(Records from a collection of figures)
········

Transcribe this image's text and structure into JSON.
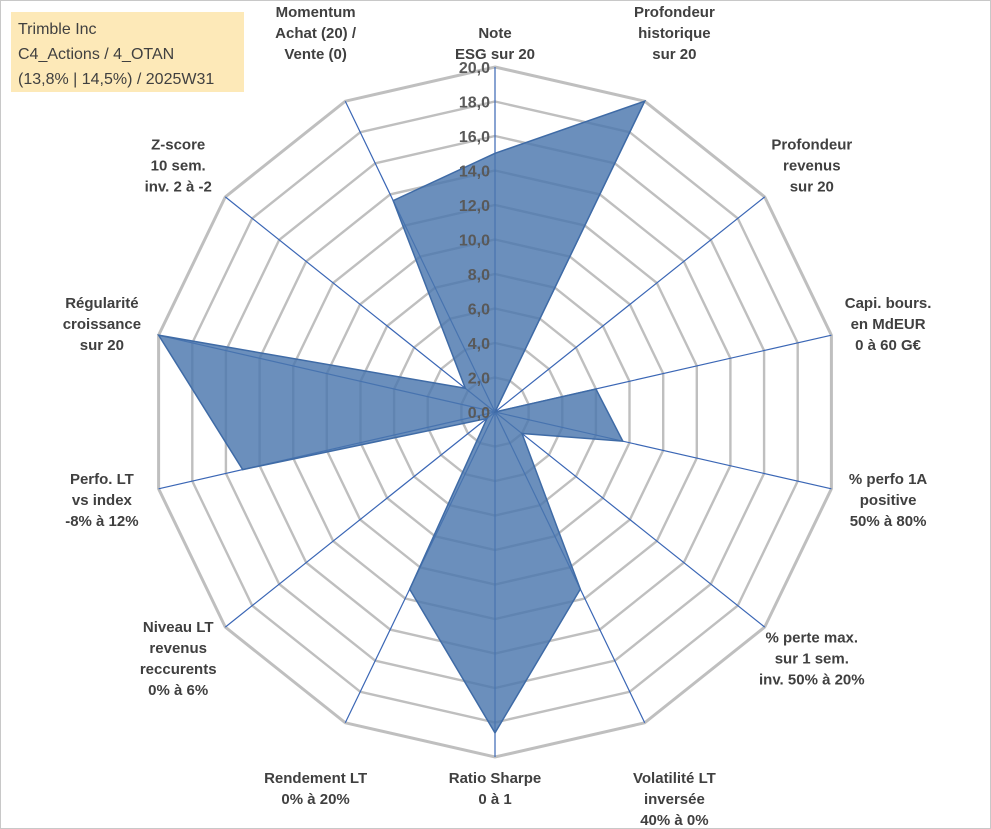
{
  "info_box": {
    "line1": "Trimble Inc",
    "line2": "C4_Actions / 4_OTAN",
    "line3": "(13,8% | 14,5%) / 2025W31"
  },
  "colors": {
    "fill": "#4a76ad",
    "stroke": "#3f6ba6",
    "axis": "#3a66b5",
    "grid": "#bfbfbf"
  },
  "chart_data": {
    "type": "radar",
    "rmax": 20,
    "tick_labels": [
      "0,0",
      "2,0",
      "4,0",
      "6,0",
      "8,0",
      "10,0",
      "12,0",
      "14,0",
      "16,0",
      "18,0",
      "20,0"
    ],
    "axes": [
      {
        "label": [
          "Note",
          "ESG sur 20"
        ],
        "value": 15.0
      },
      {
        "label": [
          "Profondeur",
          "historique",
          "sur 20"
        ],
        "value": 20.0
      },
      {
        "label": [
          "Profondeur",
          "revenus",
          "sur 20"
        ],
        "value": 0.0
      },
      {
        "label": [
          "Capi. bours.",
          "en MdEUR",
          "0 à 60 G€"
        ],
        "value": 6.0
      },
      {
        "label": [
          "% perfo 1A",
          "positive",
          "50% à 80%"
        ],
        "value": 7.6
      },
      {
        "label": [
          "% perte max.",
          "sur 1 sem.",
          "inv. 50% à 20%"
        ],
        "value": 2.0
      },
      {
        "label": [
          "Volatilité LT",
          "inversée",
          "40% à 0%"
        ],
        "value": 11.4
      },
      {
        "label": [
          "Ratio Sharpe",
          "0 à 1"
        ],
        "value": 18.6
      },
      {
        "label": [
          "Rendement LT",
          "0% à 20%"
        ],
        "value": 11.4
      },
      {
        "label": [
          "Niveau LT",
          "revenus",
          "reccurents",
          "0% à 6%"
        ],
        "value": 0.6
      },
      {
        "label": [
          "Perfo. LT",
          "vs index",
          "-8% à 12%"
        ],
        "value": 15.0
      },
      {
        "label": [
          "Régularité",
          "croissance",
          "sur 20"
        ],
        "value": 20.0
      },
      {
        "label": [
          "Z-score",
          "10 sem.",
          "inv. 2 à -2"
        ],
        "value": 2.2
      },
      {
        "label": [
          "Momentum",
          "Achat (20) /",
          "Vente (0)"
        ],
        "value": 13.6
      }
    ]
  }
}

········

▶ **What the task asks**: The pictures in the entries should be left out; output everything else exactly.

▶ **The completed task**:
Transcribe this image's text and structure into JSON.
{
  "info_box": {
    "line1": "Trimble Inc",
    "line2": "C4_Actions / 4_OTAN",
    "line3": "(13,8% | 14,5%) / 2025W31"
  },
  "colors": {
    "fill": "#4a76ad",
    "stroke": "#3f6ba6",
    "axis": "#3a66b5",
    "grid": "#bfbfbf"
  },
  "chart_data": {
    "type": "radar",
    "rmax": 20,
    "tick_labels": [
      "0,0",
      "2,0",
      "4,0",
      "6,0",
      "8,0",
      "10,0",
      "12,0",
      "14,0",
      "16,0",
      "18,0",
      "20,0"
    ],
    "axes": [
      {
        "label": [
          "Note",
          "ESG sur 20"
        ],
        "value": 15.0
      },
      {
        "label": [
          "Profondeur",
          "historique",
          "sur 20"
        ],
        "value": 20.0
      },
      {
        "label": [
          "Profondeur",
          "revenus",
          "sur 20"
        ],
        "value": 0.0
      },
      {
        "label": [
          "Capi. bours.",
          "en MdEUR",
          "0 à 60 G€"
        ],
        "value": 6.0
      },
      {
        "label": [
          "% perfo 1A",
          "positive",
          "50% à 80%"
        ],
        "value": 7.6
      },
      {
        "label": [
          "% perte max.",
          "sur 1 sem.",
          "inv. 50% à 20%"
        ],
        "value": 2.0
      },
      {
        "label": [
          "Volatilité LT",
          "inversée",
          "40% à 0%"
        ],
        "value": 11.4
      },
      {
        "label": [
          "Ratio Sharpe",
          "0 à 1"
        ],
        "value": 18.6
      },
      {
        "label": [
          "Rendement LT",
          "0% à 20%"
        ],
        "value": 11.4
      },
      {
        "label": [
          "Niveau LT",
          "revenus",
          "reccurents",
          "0% à 6%"
        ],
        "value": 0.6
      },
      {
        "label": [
          "Perfo. LT",
          "vs index",
          "-8% à 12%"
        ],
        "value": 15.0
      },
      {
        "label": [
          "Régularité",
          "croissance",
          "sur 20"
        ],
        "value": 20.0
      },
      {
        "label": [
          "Z-score",
          "10 sem.",
          "inv. 2 à -2"
        ],
        "value": 2.2
      },
      {
        "label": [
          "Momentum",
          "Achat (20) /",
          "Vente (0)"
        ],
        "value": 13.6
      }
    ]
  }
}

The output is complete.